▶ _WRITTEN REQUEST_
Copy out every line exactly as given.

--- INPUT FOR THIS TASK ---

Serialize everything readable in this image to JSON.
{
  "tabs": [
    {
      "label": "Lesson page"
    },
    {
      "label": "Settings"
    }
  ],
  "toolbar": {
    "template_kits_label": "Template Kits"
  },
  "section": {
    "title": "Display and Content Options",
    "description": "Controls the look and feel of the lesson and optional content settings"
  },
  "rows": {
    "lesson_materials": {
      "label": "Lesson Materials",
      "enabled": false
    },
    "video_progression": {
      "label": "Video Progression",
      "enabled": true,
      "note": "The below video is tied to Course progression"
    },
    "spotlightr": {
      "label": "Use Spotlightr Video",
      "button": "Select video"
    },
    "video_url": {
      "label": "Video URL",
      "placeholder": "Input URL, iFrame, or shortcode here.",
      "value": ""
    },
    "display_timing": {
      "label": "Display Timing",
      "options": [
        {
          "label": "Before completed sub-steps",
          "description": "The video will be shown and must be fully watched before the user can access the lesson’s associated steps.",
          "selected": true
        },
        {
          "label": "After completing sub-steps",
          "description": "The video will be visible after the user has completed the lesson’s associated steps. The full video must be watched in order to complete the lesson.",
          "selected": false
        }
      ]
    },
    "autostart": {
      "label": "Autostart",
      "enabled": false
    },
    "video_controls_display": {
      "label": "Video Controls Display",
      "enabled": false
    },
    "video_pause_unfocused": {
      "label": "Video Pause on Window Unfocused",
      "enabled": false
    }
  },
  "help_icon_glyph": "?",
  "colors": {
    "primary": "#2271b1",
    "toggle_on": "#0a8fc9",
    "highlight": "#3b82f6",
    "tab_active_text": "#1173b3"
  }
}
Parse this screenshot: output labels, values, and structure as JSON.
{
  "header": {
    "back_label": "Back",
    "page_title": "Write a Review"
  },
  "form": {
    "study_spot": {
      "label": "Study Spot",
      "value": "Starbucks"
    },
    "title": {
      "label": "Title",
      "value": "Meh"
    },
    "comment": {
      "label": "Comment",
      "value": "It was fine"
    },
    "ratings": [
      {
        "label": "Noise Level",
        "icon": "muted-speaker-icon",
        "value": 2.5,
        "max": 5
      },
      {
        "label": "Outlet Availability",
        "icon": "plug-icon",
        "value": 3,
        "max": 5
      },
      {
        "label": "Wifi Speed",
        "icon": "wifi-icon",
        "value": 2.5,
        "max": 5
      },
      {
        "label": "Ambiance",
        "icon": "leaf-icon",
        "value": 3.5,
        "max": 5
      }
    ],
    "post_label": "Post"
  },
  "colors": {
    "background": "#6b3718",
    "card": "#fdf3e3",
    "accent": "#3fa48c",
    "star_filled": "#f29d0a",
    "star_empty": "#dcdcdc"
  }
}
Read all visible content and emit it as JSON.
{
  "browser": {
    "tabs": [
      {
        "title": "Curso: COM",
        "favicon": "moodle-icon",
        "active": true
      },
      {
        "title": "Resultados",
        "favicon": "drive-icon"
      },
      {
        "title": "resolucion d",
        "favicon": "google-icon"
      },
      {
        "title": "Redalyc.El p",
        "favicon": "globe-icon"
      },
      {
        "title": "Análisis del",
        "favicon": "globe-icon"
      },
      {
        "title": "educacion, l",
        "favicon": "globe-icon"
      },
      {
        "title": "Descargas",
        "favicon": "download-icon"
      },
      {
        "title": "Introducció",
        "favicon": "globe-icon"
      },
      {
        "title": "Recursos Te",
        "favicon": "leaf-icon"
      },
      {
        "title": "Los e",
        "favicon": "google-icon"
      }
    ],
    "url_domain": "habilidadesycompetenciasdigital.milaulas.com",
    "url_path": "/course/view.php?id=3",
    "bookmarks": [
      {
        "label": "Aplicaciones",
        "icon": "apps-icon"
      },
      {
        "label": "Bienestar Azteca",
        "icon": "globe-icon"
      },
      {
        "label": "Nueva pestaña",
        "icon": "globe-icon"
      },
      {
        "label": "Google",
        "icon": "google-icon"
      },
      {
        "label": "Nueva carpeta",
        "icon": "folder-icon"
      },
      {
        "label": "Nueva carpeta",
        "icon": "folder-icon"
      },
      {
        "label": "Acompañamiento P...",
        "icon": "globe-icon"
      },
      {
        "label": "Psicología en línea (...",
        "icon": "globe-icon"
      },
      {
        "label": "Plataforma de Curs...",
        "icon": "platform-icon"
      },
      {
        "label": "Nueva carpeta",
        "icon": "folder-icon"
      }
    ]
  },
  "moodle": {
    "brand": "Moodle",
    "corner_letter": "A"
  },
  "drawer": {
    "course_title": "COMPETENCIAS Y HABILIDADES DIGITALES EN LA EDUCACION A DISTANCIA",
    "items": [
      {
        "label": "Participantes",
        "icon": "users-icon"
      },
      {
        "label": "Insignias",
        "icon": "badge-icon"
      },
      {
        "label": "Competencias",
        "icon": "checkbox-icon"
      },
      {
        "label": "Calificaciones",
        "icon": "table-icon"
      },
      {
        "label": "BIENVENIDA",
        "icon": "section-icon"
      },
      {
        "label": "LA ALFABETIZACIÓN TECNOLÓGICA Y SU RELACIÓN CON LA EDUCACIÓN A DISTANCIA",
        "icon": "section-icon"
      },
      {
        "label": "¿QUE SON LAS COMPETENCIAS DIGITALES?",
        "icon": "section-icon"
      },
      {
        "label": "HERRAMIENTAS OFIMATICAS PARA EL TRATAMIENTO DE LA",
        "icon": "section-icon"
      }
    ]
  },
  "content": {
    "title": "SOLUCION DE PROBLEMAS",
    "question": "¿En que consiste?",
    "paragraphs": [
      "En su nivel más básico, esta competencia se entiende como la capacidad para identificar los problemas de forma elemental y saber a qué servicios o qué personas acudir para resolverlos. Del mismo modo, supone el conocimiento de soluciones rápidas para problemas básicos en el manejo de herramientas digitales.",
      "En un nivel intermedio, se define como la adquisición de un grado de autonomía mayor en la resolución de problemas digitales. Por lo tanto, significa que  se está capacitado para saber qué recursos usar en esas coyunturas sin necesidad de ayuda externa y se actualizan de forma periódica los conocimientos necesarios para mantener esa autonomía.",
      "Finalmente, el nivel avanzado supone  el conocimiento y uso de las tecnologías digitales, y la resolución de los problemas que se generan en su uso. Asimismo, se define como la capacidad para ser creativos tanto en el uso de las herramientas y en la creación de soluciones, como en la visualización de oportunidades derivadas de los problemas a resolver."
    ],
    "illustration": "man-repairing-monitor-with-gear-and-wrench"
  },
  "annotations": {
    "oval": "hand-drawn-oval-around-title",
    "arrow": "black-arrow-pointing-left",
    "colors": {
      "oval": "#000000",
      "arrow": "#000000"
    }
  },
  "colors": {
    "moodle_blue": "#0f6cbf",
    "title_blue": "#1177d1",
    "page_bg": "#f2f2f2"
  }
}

---

▶ _THE REPLY_
Serialize everything readable in this image to JSON.
{
  "tabs": [
    {
      "label": "Lesson page"
    },
    {
      "label": "Settings"
    }
  ],
  "toolbar": {
    "template_kits_label": "Template Kits"
  },
  "section": {
    "title": "Display and Content Options",
    "description": "Controls the look and feel of the lesson and optional content settings"
  },
  "rows": {
    "lesson_materials": {
      "label": "Lesson Materials",
      "enabled": false
    },
    "video_progression": {
      "label": "Video Progression",
      "enabled": true,
      "note": "The below video is tied to Course progression"
    },
    "spotlightr": {
      "label": "Use Spotlightr Video",
      "button": "Select video"
    },
    "video_url": {
      "label": "Video URL",
      "placeholder": "Input URL, iFrame, or shortcode here.",
      "value": ""
    },
    "display_timing": {
      "label": "Display Timing",
      "options": [
        {
          "label": "Before completed sub-steps",
          "description": "The video will be shown and must be fully watched before the user can access the lesson’s associated steps.",
          "selected": true
        },
        {
          "label": "After completing sub-steps",
          "description": "The video will be visible after the user has completed the lesson’s associated steps. The full video must be watched in order to complete the lesson.",
          "selected": false
        }
      ]
    },
    "autostart": {
      "label": "Autostart",
      "enabled": false
    },
    "video_controls_display": {
      "label": "Video Controls Display",
      "enabled": false
    },
    "video_pause_unfocused": {
      "label": "Video Pause on Window Unfocused",
      "enabled": false
    }
  },
  "help_icon_glyph": "?",
  "colors": {
    "primary": "#2271b1",
    "toggle_on": "#0a8fc9",
    "highlight": "#3b82f6",
    "tab_active_text": "#1173b3"
  }
}
Parse this screenshot: output labels, values, and structure as JSON.
{
  "header": {
    "back_label": "Back",
    "page_title": "Write a Review"
  },
  "form": {
    "study_spot": {
      "label": "Study Spot",
      "value": "Starbucks"
    },
    "title": {
      "label": "Title",
      "value": "Meh"
    },
    "comment": {
      "label": "Comment",
      "value": "It was fine"
    },
    "ratings": [
      {
        "label": "Noise Level",
        "icon": "muted-speaker-icon",
        "value": 2.5,
        "max": 5
      },
      {
        "label": "Outlet Availability",
        "icon": "plug-icon",
        "value": 3,
        "max": 5
      },
      {
        "label": "Wifi Speed",
        "icon": "wifi-icon",
        "value": 2.5,
        "max": 5
      },
      {
        "label": "Ambiance",
        "icon": "leaf-icon",
        "value": 3.5,
        "max": 5
      }
    ],
    "post_label": "Post"
  },
  "colors": {
    "background": "#6b3718",
    "card": "#fdf3e3",
    "accent": "#3fa48c",
    "star_filled": "#f29d0a",
    "star_empty": "#dcdcdc"
  }
}
Read all visible content and emit it as JSON.
{
  "browser": {
    "tabs": [
      {
        "title": "Curso: COM",
        "favicon": "moodle-icon",
        "active": true
      },
      {
        "title": "Resultados",
        "favicon": "drive-icon"
      },
      {
        "title": "resolucion d",
        "favicon": "google-icon"
      },
      {
        "title": "Redalyc.El p",
        "favicon": "globe-icon"
      },
      {
        "title": "Análisis del",
        "favicon": "globe-icon"
      },
      {
        "title": "educacion, l",
        "favicon": "globe-icon"
      },
      {
        "title": "Descargas",
        "favicon": "download-icon"
      },
      {
        "title": "Introducció",
        "favicon": "globe-icon"
      },
      {
        "title": "Recursos Te",
        "favicon": "leaf-icon"
      },
      {
        "title": "Los e",
        "favicon": "google-icon"
      }
    ],
    "url_domain": "habilidadesycompetenciasdigital.milaulas.com",
    "url_path": "/course/view.php?id=3",
    "bookmarks": [
      {
        "label": "Aplicaciones",
        "icon": "apps-icon"
      },
      {
        "label": "Bienestar Azteca",
        "icon": "globe-icon"
      },
      {
        "label": "Nueva pestaña",
        "icon": "globe-icon"
      },
      {
        "label": "Google",
        "icon": "google-icon"
      },
      {
        "label": "Nueva carpeta",
        "icon": "folder-icon"
      },
      {
        "label": "Nueva carpeta",
        "icon": "folder-icon"
      },
      {
        "label": "Acompañamiento P...",
        "icon": "globe-icon"
      },
      {
        "label": "Psicología en línea (...",
        "icon": "globe-icon"
      },
      {
        "label": "Plataforma de Curs...",
        "icon": "platform-icon"
      },
      {
        "label": "Nueva carpeta",
        "icon": "folder-icon"
      }
    ]
  },
  "moodle": {
    "brand": "Moodle",
    "corner_letter": "A"
  },
  "drawer": {
    "course_title": "COMPETENCIAS Y HABILIDADES DIGITALES EN LA EDUCACION A DISTANCIA",
    "items": [
      {
        "label": "Participantes",
        "icon": "users-icon"
      },
      {
        "label": "Insignias",
        "icon": "badge-icon"
      },
      {
        "label": "Competencias",
        "icon": "checkbox-icon"
      },
      {
        "label": "Calificaciones",
        "icon": "table-icon"
      },
      {
        "label": "BIENVENIDA",
        "icon": "section-icon"
      },
      {
        "label": "LA ALFABETIZACIÓN TECNOLÓGICA Y SU RELACIÓN CON LA EDUCACIÓN A DISTANCIA",
        "icon": "section-icon"
      },
      {
        "label": "¿QUE SON LAS COMPETENCIAS DIGITALES?",
        "icon": "section-icon"
      },
      {
        "label": "HERRAMIENTAS OFIMATICAS PARA EL TRATAMIENTO DE LA",
        "icon": "section-icon"
      }
    ]
  },
  "content": {
    "title": "SOLUCION DE PROBLEMAS",
    "question": "¿En que consiste?",
    "paragraphs": [
      "En su nivel más básico, esta competencia se entiende como la capacidad para identificar los problemas de forma elemental y saber a qué servicios o qué personas acudir para resolverlos. Del mismo modo, supone el conocimiento de soluciones rápidas para problemas básicos en el manejo de herramientas digitales.",
      "En un nivel intermedio, se define como la adquisición de un grado de autonomía mayor en la resolución de problemas digitales. Por lo tanto, significa que  se está capacitado para saber qué recursos usar en esas coyunturas sin necesidad de ayuda externa y se actualizan de forma periódica los conocimientos necesarios para mantener esa autonomía.",
      "Finalmente, el nivel avanzado supone  el conocimiento y uso de las tecnologías digitales, y la resolución de los problemas que se generan en su uso. Asimismo, se define como la capacidad para ser creativos tanto en el uso de las herramientas y en la creación de soluciones, como en la visualización de oportunidades derivadas de los problemas a resolver."
    ],
    "illustration": "man-repairing-monitor-with-gear-and-wrench"
  },
  "annotations": {
    "oval": "hand-drawn-oval-around-title",
    "arrow": "black-arrow-pointing-left",
    "colors": {
      "oval": "#000000",
      "arrow": "#000000"
    }
  },
  "colors": {
    "moodle_blue": "#0f6cbf",
    "title_blue": "#1177d1",
    "page_bg": "#f2f2f2"
  }
}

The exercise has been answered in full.